## Set exercise
Write out the material again exactly, please, and omit the pictures.
--- BEGIN Data excerpts ---
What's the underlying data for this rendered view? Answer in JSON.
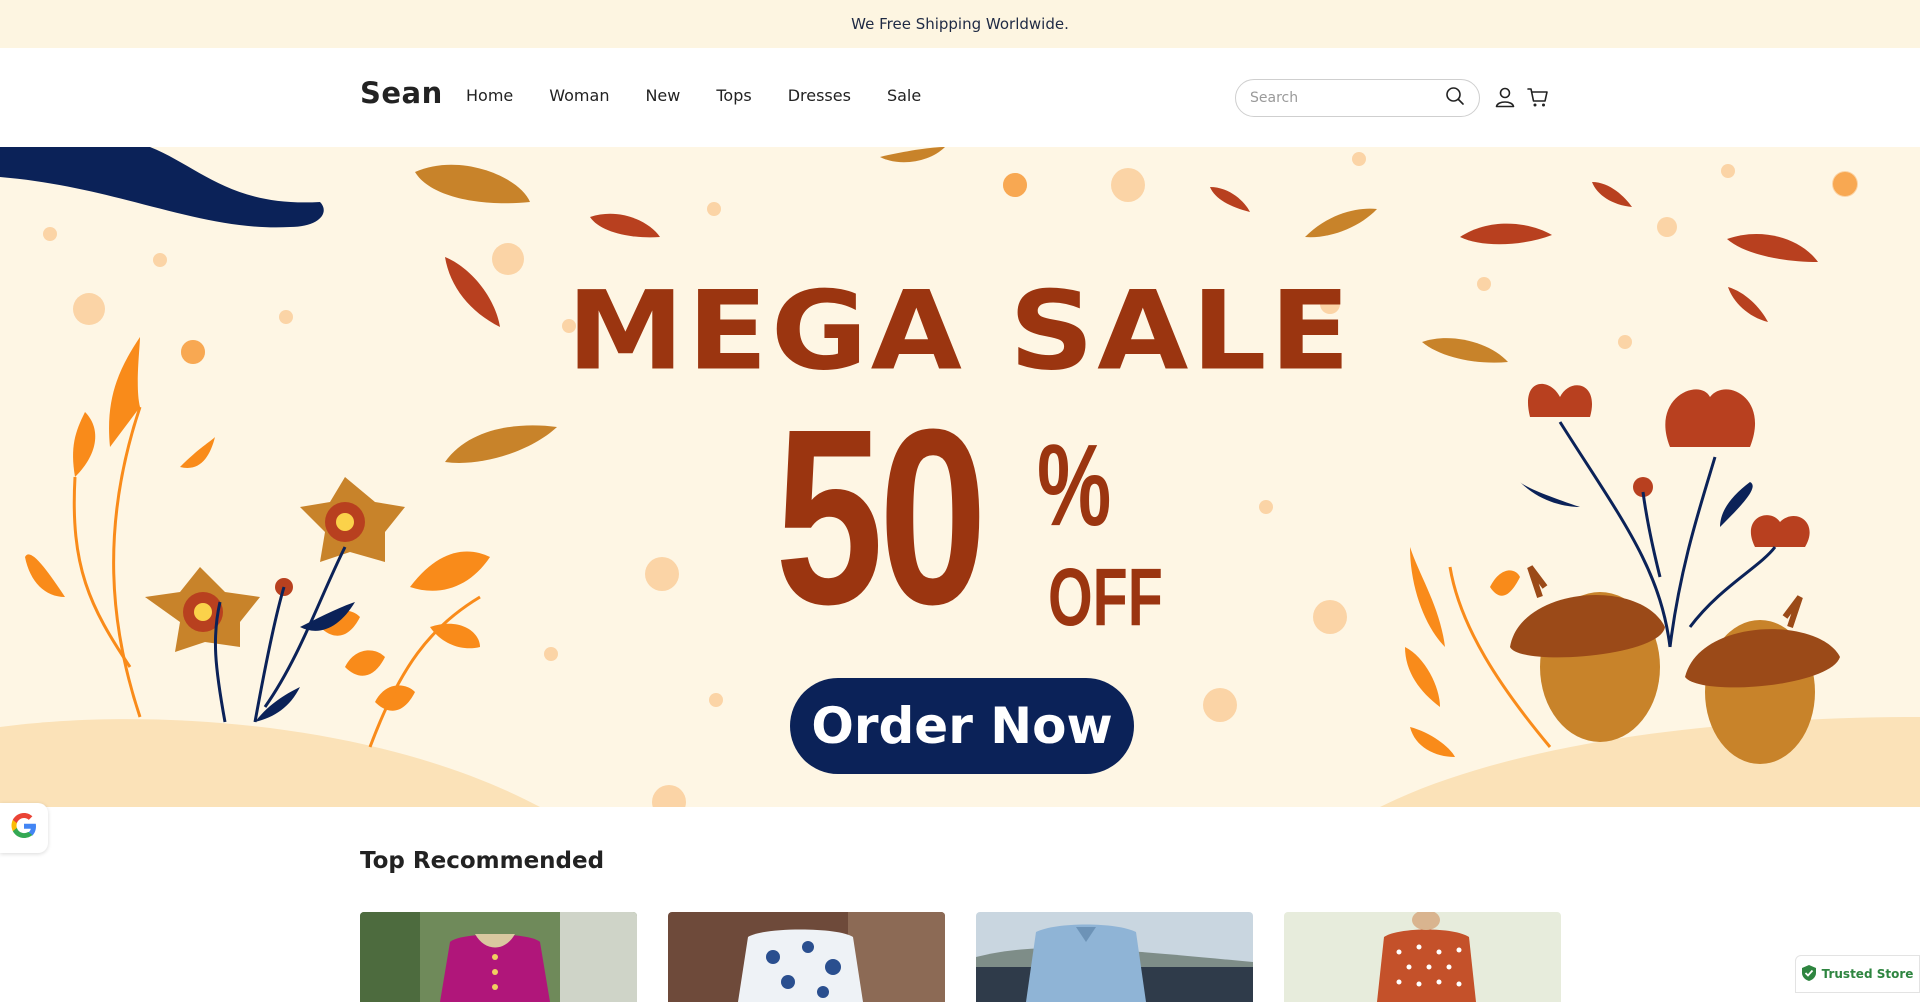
{
  "announcement": "We Free Shipping Worldwide.",
  "header": {
    "logo": "Sean",
    "nav": [
      "Home",
      "Woman",
      "New",
      "Tops",
      "Dresses",
      "Sale"
    ],
    "search_placeholder": "Search",
    "icons": [
      "search-icon",
      "account-icon",
      "cart-icon"
    ]
  },
  "hero": {
    "headline": "MEGA SALE",
    "discount": "50",
    "percent": "%",
    "off": "OFF",
    "cta": "Order Now",
    "colors": {
      "background": "#fef6e4",
      "text": "#9b3510",
      "button": "#0b2258",
      "accent": "#f98b1a"
    }
  },
  "recommended": {
    "title": "Top Recommended",
    "products": [
      {
        "image": "product-image-magenta-top"
      },
      {
        "image": "product-image-floral-dress"
      },
      {
        "image": "product-image-blue-shirt"
      },
      {
        "image": "product-image-polka-dot-top"
      }
    ]
  },
  "badges": {
    "trusted_store": "Trusted Store",
    "google": "google-icon"
  }
}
--- END Data excerpts ---
## Exercise result
What's the underlying data for this rendered view? Answer in JSON.
{
  "announcement": "We Free Shipping Worldwide.",
  "header": {
    "logo": "Sean",
    "nav": [
      "Home",
      "Woman",
      "New",
      "Tops",
      "Dresses",
      "Sale"
    ],
    "search_placeholder": "Search",
    "icons": [
      "search-icon",
      "account-icon",
      "cart-icon"
    ]
  },
  "hero": {
    "headline": "MEGA SALE",
    "discount": "50",
    "percent": "%",
    "off": "OFF",
    "cta": "Order Now",
    "colors": {
      "background": "#fef6e4",
      "text": "#9b3510",
      "button": "#0b2258",
      "accent": "#f98b1a"
    }
  },
  "recommended": {
    "title": "Top Recommended",
    "products": [
      {
        "image": "product-image-magenta-top"
      },
      {
        "image": "product-image-floral-dress"
      },
      {
        "image": "product-image-blue-shirt"
      },
      {
        "image": "product-image-polka-dot-top"
      }
    ]
  },
  "badges": {
    "trusted_store": "Trusted Store",
    "google": "google-icon"
  }
}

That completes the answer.